▶ Goal of the exercise
Answer with a single number: how many lines in the listing below include "BLACK"?
─── Records ───
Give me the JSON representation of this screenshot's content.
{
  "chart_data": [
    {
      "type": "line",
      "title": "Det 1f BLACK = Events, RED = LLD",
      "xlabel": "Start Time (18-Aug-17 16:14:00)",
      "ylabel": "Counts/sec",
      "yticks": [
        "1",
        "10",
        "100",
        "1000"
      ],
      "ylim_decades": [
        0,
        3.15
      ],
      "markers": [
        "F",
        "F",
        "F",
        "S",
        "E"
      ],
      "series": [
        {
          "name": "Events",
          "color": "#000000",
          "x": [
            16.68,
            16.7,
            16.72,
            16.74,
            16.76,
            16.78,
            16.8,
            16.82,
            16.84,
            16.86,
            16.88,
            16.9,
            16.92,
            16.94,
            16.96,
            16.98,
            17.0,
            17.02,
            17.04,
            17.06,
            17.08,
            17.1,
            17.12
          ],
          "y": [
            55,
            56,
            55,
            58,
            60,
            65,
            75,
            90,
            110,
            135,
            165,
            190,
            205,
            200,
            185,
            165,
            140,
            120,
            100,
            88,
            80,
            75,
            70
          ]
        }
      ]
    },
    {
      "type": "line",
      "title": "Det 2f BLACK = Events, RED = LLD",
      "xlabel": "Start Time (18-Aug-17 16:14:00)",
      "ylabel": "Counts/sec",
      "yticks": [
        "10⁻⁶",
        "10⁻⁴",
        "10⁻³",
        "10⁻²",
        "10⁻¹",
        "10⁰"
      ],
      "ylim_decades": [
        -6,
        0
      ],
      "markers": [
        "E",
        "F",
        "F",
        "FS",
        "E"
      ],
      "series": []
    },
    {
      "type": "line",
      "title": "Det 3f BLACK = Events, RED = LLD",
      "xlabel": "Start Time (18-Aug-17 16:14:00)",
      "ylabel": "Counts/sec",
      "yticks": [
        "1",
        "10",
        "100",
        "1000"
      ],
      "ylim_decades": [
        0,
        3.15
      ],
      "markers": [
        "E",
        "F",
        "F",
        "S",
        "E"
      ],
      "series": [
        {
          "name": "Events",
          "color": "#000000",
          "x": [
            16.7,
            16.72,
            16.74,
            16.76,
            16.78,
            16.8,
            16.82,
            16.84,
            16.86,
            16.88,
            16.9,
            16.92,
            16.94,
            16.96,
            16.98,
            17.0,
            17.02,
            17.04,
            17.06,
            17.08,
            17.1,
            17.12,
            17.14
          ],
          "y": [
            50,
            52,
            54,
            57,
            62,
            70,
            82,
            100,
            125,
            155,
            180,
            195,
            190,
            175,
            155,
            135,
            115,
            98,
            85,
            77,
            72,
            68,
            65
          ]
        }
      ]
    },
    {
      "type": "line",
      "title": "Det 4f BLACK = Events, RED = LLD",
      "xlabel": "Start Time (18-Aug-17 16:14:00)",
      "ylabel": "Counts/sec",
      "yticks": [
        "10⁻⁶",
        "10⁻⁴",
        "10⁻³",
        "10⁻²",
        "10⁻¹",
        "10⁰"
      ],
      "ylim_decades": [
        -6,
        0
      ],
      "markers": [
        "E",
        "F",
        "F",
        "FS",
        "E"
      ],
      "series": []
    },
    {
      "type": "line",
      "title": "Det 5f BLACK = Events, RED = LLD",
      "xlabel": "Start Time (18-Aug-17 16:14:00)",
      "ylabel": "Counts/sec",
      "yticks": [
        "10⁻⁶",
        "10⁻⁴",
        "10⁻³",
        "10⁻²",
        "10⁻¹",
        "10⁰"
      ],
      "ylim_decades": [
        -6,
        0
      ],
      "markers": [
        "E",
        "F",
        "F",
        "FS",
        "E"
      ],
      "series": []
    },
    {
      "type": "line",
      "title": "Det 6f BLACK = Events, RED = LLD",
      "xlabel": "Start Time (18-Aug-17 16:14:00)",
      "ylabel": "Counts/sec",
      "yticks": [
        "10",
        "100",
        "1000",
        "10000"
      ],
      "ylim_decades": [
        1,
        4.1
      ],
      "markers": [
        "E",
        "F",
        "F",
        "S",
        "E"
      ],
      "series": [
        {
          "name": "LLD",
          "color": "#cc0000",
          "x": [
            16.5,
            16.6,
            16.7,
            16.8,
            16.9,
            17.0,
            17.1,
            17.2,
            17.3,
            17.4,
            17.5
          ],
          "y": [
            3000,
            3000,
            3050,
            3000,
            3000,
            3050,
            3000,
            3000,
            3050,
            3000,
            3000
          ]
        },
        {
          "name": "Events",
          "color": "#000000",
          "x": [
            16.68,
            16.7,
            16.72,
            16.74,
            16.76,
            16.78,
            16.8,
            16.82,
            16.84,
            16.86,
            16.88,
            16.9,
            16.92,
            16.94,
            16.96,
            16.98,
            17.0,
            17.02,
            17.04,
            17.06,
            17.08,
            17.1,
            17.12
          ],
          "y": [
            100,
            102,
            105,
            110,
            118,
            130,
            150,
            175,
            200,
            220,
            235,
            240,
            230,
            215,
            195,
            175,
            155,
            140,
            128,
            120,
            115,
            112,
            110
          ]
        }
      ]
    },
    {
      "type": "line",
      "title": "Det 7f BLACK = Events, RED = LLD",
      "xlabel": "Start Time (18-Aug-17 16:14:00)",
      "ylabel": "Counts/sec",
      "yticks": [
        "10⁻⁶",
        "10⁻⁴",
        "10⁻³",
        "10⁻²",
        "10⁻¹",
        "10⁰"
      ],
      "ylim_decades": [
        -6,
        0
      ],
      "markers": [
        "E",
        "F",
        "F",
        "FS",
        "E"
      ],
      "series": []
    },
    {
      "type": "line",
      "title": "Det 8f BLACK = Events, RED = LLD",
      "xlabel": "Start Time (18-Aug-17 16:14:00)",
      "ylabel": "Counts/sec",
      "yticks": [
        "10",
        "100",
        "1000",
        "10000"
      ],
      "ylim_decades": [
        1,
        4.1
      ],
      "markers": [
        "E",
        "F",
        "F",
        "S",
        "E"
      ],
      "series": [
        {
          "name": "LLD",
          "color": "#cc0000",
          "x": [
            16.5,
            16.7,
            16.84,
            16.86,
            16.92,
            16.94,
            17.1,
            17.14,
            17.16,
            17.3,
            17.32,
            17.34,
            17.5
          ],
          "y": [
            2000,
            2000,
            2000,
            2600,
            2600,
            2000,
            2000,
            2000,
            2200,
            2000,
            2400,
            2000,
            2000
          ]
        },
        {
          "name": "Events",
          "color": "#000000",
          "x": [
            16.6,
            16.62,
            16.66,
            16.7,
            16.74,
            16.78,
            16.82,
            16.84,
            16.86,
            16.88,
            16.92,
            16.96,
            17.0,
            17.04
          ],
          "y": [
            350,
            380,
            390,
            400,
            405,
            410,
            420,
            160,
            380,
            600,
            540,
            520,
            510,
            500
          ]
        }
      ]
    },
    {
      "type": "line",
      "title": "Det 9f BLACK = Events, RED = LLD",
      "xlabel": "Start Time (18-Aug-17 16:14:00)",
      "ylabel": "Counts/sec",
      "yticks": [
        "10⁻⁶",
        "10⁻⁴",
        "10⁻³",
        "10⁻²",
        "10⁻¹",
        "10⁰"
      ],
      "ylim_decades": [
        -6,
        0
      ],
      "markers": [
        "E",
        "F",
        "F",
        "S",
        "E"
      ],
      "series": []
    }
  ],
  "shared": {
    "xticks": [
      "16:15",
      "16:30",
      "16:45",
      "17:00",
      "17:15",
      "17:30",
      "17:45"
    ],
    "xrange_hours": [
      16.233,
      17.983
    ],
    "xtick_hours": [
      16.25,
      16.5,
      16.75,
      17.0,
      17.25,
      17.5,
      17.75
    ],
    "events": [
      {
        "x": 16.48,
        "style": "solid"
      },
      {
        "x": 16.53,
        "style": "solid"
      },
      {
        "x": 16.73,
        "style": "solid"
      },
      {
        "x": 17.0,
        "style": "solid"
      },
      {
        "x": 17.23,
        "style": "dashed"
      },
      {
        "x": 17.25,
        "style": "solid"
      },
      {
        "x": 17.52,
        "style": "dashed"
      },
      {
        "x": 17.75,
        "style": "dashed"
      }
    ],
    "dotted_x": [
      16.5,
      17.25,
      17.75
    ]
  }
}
───
▶ The output
9